[Exercise brief] Copy the material from the line with "333, 55, 347]" up to and including the line with "134, 648, 148]", substituting "data-line" for "series-line" and leaving everything else unchanged.

[Source data]
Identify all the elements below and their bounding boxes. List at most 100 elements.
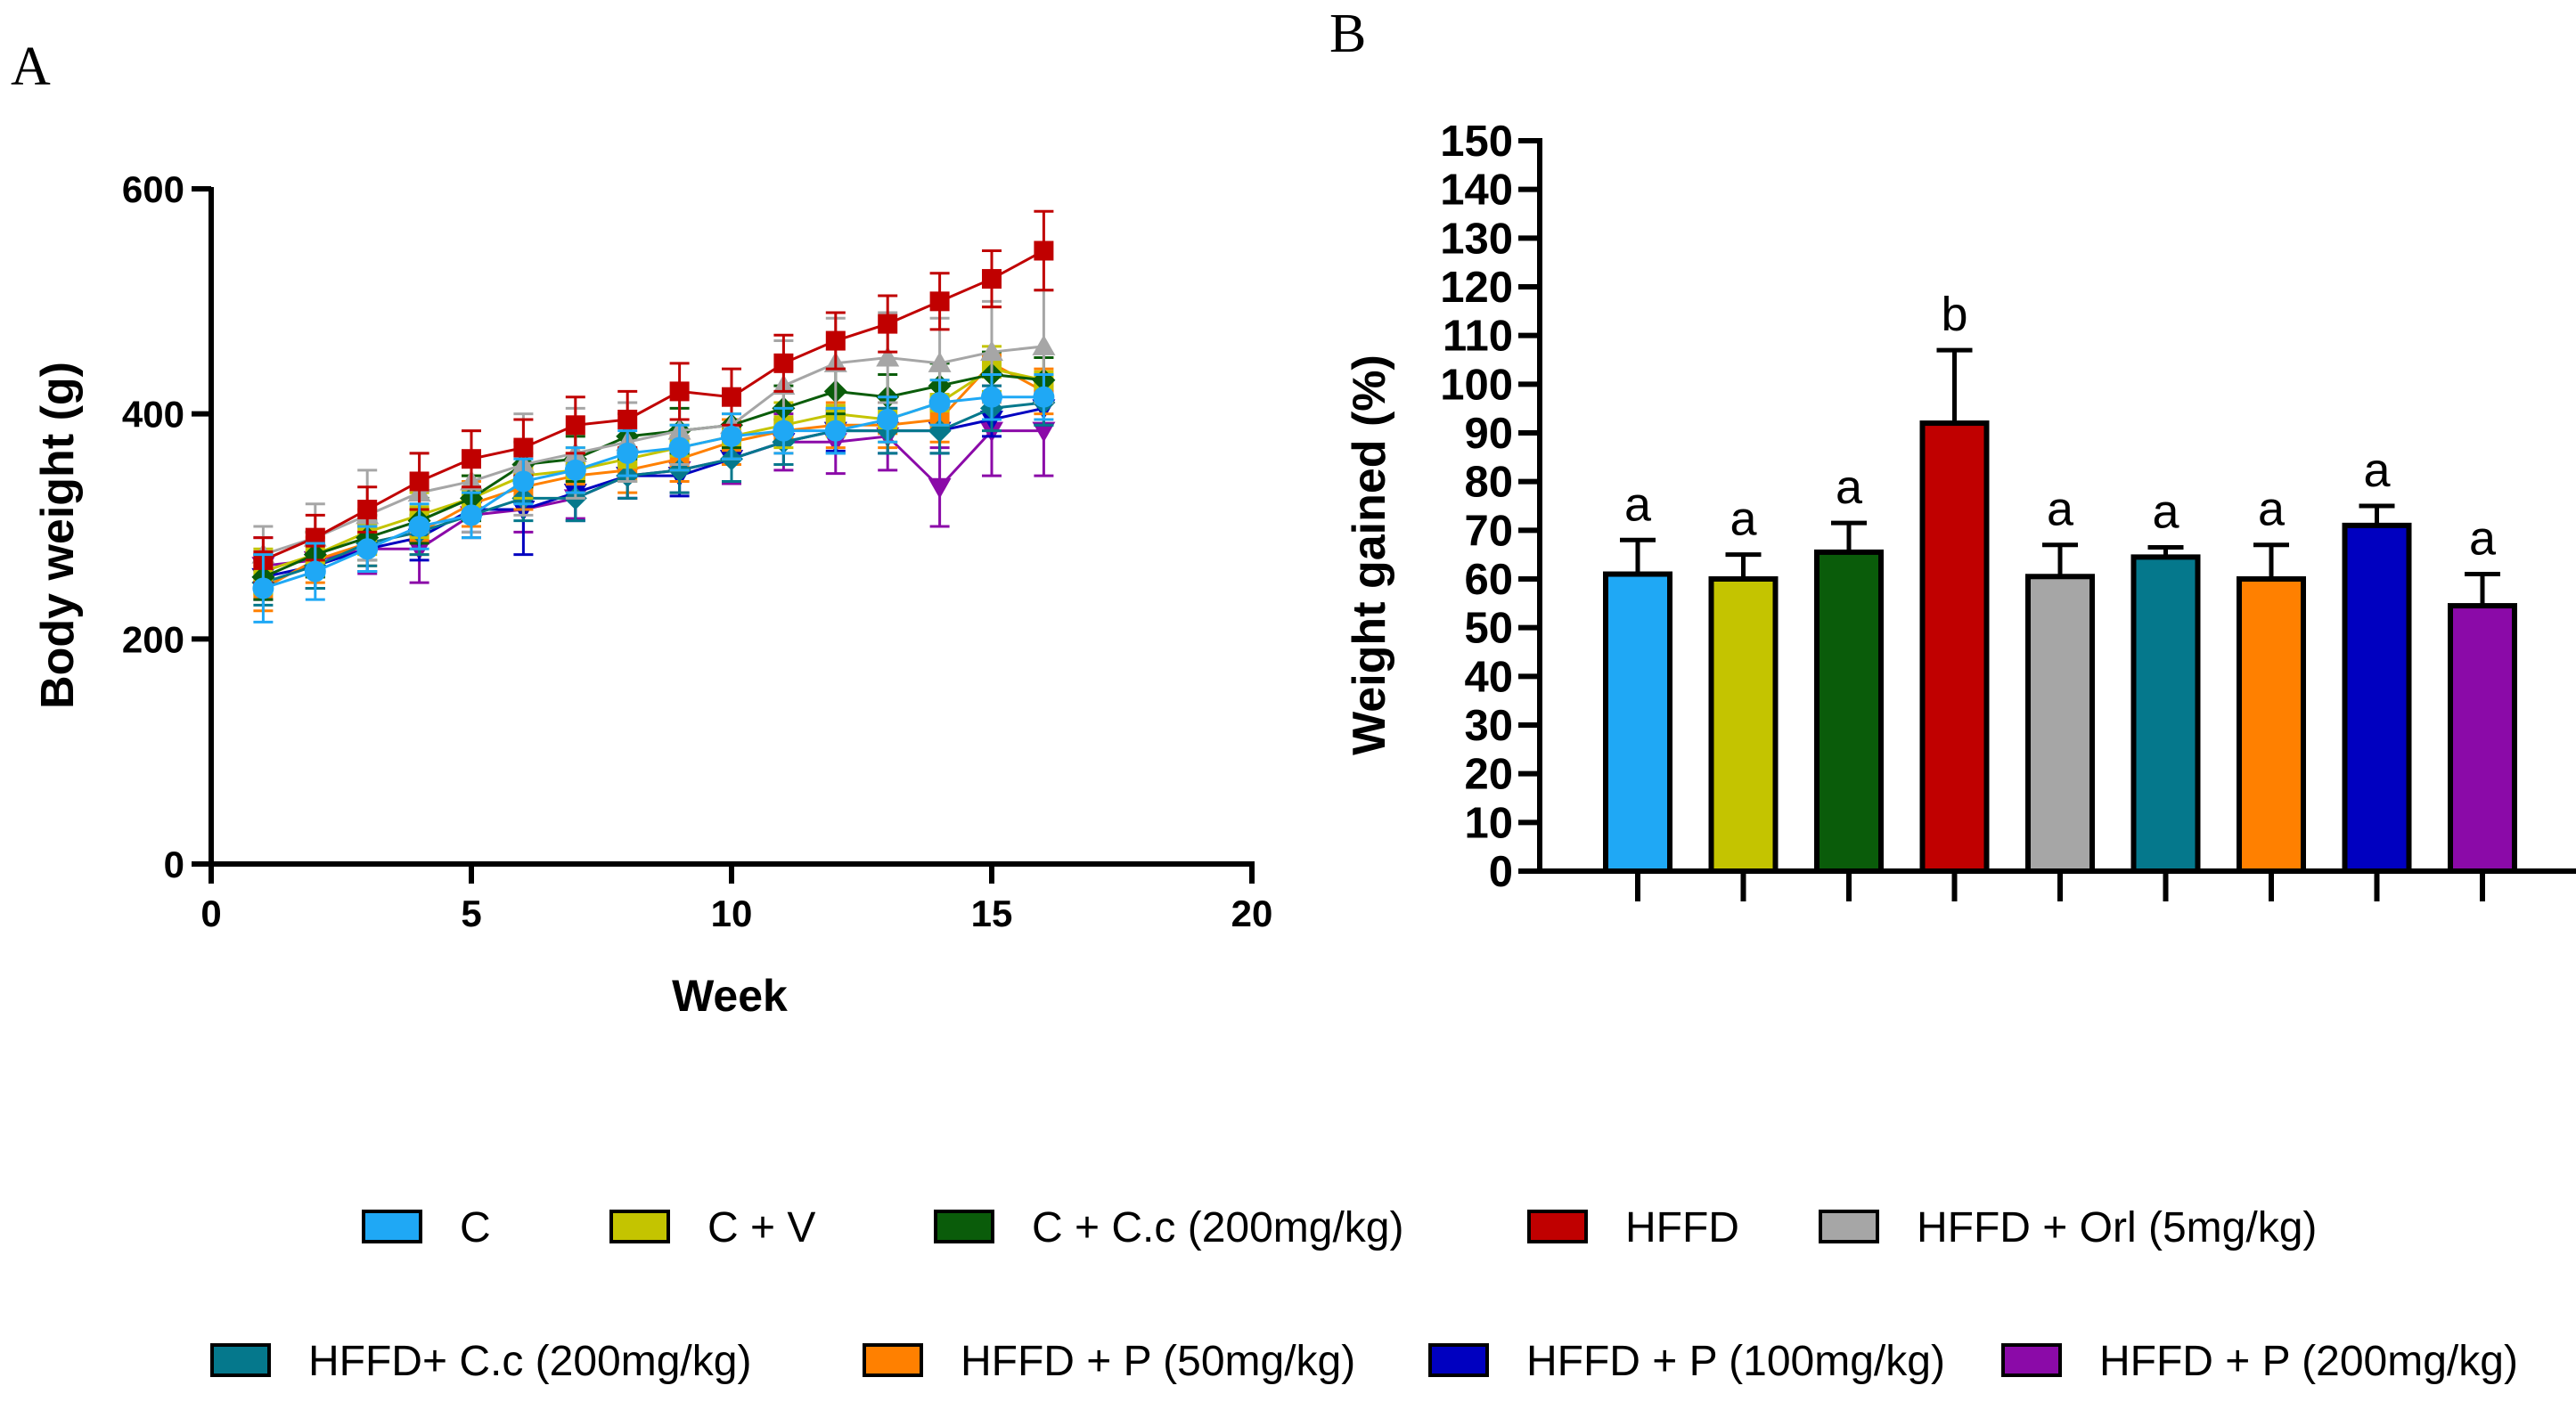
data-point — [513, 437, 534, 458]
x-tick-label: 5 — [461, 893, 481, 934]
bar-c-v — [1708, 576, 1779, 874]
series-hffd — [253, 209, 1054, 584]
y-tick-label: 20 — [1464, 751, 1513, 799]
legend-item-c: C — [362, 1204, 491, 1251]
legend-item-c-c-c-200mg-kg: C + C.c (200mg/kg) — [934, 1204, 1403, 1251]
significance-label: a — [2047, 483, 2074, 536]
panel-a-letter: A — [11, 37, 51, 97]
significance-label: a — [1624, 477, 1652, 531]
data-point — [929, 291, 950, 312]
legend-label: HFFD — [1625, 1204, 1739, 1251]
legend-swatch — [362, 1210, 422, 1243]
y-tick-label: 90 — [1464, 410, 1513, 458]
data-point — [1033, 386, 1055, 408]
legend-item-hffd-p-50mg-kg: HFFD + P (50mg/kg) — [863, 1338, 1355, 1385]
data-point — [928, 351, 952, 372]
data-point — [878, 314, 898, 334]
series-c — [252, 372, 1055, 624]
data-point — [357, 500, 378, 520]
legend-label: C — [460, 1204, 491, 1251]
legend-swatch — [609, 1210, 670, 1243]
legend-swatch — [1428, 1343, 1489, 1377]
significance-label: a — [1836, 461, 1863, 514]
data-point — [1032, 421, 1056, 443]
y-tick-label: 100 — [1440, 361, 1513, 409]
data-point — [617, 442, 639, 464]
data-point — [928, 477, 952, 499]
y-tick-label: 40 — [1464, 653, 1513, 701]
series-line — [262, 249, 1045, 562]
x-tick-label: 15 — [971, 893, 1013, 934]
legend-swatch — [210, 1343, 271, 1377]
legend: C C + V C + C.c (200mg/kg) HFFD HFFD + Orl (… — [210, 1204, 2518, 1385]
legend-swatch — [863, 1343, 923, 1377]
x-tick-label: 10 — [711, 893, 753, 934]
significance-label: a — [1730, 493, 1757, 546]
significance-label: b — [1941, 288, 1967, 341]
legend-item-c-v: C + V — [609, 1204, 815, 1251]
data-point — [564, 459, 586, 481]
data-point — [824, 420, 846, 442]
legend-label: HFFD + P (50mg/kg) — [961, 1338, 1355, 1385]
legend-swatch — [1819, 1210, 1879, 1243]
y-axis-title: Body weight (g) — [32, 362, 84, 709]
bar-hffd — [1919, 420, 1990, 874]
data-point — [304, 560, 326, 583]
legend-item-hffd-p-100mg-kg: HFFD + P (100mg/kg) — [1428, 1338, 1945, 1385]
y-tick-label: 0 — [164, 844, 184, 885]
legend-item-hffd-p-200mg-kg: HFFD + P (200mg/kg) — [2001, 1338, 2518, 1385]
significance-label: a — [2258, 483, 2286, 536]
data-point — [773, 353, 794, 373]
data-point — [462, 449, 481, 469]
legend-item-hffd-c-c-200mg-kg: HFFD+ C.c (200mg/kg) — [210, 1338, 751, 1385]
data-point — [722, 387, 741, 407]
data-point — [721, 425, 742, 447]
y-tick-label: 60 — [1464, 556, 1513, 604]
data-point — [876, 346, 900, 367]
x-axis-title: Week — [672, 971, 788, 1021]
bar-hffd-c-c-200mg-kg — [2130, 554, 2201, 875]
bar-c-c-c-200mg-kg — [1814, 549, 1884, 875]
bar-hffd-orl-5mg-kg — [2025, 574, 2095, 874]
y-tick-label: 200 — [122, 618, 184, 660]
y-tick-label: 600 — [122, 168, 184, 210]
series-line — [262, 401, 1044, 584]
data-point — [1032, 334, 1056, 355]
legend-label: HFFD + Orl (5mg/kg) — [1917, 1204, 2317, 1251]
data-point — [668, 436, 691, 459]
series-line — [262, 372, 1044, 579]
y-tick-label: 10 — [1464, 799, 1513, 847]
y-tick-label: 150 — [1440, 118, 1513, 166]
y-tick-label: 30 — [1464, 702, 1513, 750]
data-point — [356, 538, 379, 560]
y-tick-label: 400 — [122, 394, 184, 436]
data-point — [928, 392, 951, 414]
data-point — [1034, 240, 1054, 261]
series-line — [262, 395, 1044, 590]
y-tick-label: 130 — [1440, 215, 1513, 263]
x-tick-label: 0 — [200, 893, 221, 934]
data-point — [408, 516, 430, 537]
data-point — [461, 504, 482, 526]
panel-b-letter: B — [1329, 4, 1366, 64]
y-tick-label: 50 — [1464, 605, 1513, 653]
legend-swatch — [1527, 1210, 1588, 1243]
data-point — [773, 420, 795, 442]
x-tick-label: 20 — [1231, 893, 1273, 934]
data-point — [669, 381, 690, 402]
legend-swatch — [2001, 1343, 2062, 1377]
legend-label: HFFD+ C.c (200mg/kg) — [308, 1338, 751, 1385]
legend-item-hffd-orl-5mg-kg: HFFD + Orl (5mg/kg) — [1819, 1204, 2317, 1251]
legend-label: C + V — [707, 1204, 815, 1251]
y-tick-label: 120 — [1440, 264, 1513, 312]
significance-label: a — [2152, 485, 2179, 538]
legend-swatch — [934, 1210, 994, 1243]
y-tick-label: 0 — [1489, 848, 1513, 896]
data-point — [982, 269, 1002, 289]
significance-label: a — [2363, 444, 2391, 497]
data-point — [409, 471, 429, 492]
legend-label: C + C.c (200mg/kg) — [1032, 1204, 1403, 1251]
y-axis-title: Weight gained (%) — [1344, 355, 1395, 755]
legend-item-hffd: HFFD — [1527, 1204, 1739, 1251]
...
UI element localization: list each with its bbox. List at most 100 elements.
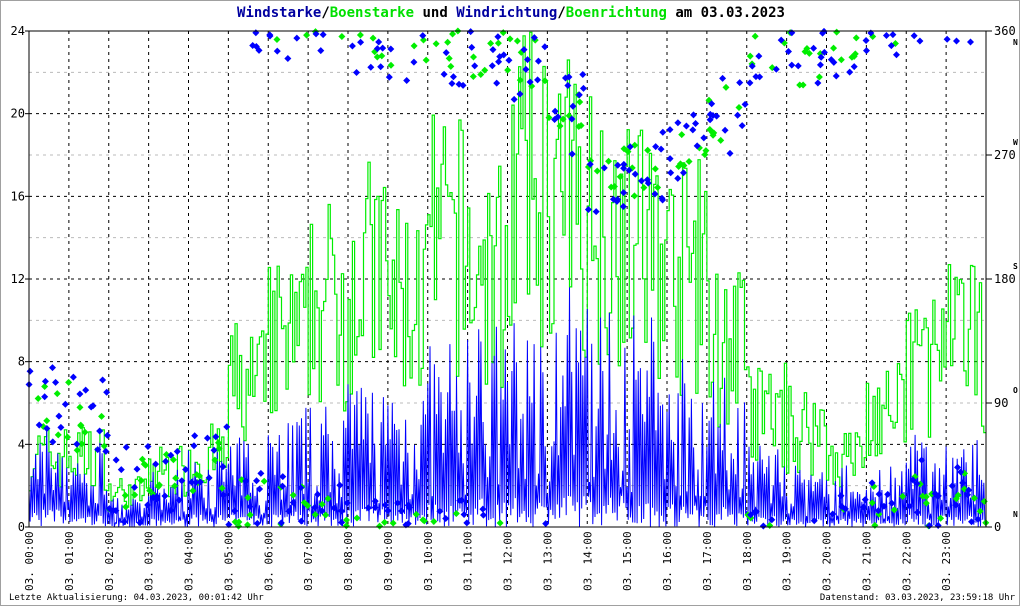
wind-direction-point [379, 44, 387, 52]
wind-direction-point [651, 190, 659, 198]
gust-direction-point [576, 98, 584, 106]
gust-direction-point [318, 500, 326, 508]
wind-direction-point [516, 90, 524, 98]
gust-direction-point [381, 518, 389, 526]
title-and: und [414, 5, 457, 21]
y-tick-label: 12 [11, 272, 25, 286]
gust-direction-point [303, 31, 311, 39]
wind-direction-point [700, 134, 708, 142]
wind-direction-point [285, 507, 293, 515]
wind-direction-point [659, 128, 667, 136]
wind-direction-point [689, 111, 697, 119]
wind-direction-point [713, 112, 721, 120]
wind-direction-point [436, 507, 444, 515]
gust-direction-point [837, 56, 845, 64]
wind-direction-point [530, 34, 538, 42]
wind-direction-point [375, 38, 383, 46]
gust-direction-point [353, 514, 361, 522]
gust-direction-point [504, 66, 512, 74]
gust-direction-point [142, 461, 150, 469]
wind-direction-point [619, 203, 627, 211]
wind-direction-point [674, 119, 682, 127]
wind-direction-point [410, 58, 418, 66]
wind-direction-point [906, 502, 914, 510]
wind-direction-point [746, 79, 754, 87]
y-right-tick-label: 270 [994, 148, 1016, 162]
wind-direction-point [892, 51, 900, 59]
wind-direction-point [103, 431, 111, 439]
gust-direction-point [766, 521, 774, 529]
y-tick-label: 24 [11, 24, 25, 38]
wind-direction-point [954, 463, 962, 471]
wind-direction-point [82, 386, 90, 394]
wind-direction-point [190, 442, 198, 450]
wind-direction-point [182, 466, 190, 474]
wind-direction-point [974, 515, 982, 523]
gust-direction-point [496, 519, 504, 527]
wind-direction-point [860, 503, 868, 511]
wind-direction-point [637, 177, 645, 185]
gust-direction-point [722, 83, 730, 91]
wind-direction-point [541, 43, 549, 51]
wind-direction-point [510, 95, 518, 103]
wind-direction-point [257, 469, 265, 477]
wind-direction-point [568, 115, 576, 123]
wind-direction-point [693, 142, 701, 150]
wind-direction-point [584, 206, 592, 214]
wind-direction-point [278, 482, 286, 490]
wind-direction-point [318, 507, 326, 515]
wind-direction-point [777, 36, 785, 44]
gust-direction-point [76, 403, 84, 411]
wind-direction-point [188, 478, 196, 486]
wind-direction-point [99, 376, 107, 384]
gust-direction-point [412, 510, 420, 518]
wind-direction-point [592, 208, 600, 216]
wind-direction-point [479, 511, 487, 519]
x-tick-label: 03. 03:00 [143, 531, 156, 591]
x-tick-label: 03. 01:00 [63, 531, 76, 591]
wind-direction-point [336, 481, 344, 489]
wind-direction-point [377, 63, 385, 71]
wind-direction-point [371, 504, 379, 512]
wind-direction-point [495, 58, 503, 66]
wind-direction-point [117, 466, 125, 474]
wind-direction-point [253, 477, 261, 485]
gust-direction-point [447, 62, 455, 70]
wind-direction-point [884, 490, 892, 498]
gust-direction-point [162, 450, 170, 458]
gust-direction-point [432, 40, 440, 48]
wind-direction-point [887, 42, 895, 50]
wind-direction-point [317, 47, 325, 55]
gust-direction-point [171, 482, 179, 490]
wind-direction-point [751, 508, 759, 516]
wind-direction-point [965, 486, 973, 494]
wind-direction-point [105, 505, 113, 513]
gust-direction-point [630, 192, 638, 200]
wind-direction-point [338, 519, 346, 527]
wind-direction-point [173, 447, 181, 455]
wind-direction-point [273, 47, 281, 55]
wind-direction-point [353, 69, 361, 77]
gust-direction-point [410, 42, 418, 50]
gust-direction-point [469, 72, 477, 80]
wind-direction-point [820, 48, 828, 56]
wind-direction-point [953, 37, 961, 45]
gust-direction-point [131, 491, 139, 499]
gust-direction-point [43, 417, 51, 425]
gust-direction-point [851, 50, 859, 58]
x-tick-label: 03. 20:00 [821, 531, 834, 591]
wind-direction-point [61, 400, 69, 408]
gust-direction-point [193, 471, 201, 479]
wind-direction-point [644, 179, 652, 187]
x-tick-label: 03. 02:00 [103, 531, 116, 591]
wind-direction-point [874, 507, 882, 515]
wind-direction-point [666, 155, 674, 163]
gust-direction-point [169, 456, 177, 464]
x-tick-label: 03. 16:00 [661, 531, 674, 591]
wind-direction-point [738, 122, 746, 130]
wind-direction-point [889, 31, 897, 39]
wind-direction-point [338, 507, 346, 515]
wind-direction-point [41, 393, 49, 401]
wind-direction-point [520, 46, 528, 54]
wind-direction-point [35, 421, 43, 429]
* * *
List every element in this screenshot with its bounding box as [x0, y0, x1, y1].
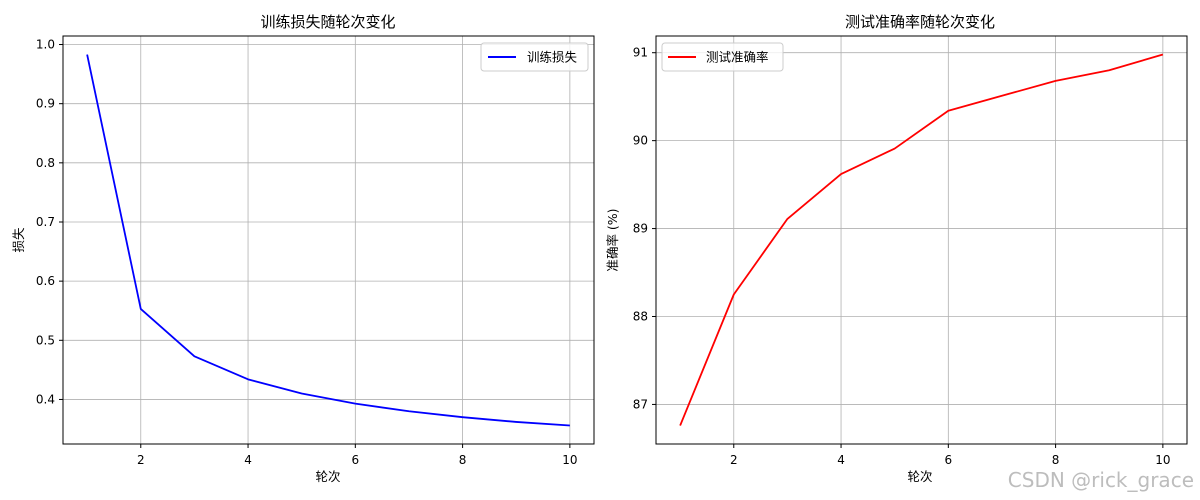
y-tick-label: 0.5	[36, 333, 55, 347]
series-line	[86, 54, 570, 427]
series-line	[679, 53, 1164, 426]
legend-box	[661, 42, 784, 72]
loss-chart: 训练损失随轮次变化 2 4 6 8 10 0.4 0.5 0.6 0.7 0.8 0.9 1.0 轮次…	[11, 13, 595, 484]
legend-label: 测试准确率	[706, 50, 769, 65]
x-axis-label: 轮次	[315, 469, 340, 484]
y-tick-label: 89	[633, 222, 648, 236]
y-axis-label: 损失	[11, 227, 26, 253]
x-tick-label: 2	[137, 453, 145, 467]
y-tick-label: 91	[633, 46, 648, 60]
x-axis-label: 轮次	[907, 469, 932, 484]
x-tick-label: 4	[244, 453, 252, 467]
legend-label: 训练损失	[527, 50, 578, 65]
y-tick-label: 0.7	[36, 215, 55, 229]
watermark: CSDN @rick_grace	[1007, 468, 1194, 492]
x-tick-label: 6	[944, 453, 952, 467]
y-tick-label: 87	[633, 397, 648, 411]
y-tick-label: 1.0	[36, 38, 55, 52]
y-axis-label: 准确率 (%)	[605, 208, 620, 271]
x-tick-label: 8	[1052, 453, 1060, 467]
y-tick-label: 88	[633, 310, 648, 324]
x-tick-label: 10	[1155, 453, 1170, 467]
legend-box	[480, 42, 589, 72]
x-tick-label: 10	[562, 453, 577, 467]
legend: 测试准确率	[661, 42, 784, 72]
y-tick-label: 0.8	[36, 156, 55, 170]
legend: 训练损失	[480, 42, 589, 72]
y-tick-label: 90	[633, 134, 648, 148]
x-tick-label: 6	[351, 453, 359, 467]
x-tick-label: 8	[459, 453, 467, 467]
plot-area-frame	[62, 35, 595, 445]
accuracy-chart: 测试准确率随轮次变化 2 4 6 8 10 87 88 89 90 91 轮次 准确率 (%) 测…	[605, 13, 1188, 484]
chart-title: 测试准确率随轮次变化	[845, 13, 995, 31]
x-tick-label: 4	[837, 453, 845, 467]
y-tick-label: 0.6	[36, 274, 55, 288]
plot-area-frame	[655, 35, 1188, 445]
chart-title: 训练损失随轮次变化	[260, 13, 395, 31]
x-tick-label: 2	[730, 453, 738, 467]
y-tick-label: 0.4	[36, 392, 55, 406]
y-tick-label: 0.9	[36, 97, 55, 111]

[Solution to this problem]
y-tick-label: 0.5	[36, 333, 55, 347]
data-line	[86, 54, 570, 427]
data-line	[679, 53, 1164, 426]
legend-box	[661, 42, 784, 72]
loss-chart: 训练损失随轮次变化 2 4 6 8 10 0.4 0.5 0.6 0.7 0.8 0.9 1.0 轮次…	[11, 13, 595, 484]
legend-label: 测试准确率	[706, 50, 769, 65]
x-axis-label: 轮次	[315, 469, 340, 484]
y-tick-label: 89	[633, 222, 648, 236]
y-axis-label: 损失	[11, 227, 26, 253]
x-tick-label: 2	[137, 453, 145, 467]
y-tick-label: 91	[633, 46, 648, 60]
x-axis-label: 轮次	[907, 469, 932, 484]
x-tick-label: 4	[244, 453, 252, 467]
legend-label: 训练损失	[527, 50, 578, 65]
y-tick-label: 0.7	[36, 215, 55, 229]
watermark: CSDN @rick_grace	[1007, 468, 1194, 492]
x-tick-label: 6	[944, 453, 952, 467]
y-tick-label: 87	[633, 397, 648, 411]
y-tick-label: 1.0	[36, 38, 55, 52]
y-axis-label: 准确率 (%)	[605, 208, 620, 271]
x-tick-label: 8	[1052, 453, 1060, 467]
y-tick-label: 88	[633, 310, 648, 324]
x-tick-label: 10	[1155, 453, 1170, 467]
legend-box	[480, 42, 589, 72]
x-tick-label: 10	[562, 453, 577, 467]
legend: 测试准确率	[661, 42, 784, 72]
y-tick-label: 0.8	[36, 156, 55, 170]
legend: 训练损失	[480, 42, 589, 72]
y-tick-label: 90	[633, 134, 648, 148]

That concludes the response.